▶ **WRITTEN REQUEST**: Word for word, repeat the entries, minus the pictures.

▶ **EXERCISE MATERIALS**:
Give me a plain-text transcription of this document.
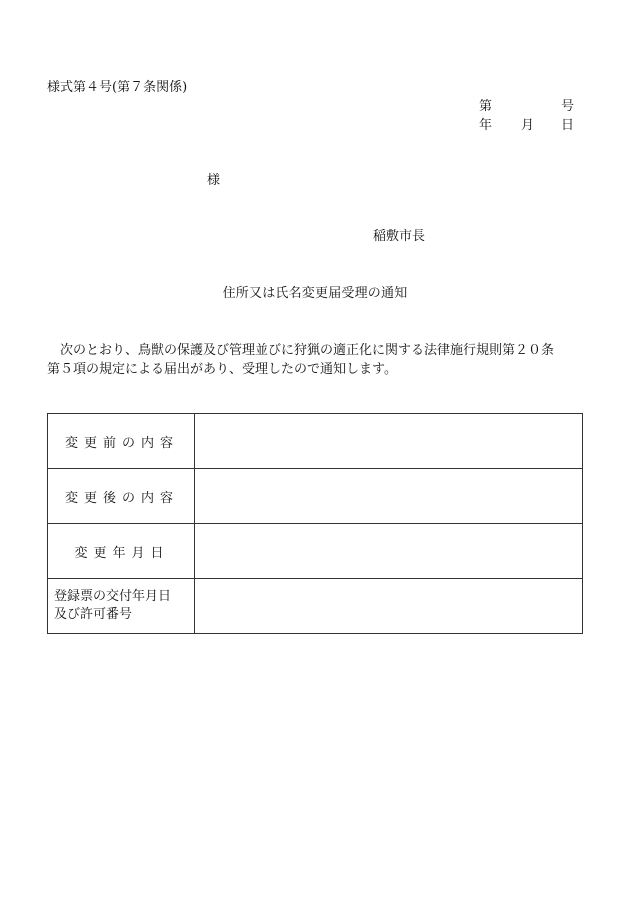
様式第４号(第７条関係)
第	号
年 月 日
様
稲敷市長
住所又は氏名変更届受理の通知

　次のとおり、鳥獣の保護及び管理並びに狩猟の適正化に関する法律施行規則第２０条

第５項の規定による届出があり、受理したので通知します。

変更前の内容	
変更後の内容	
変更年月日	

登録票の交付年月日
及び許可番号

▶ **FINISHED TASK**:
Give me a plain-text transcription of this document.
様式第４号(第７条関係)
第	号
年 月 日
様
稲敷市長
住所又は氏名変更届受理の通知

　次のとおり、鳥獣の保護及び管理並びに狩猟の適正化に関する法律施行規則第２０条

第５項の規定による届出があり、受理したので通知します。

変更前の内容	
変更後の内容	
変更年月日	

登録票の交付年月日
及び許可番号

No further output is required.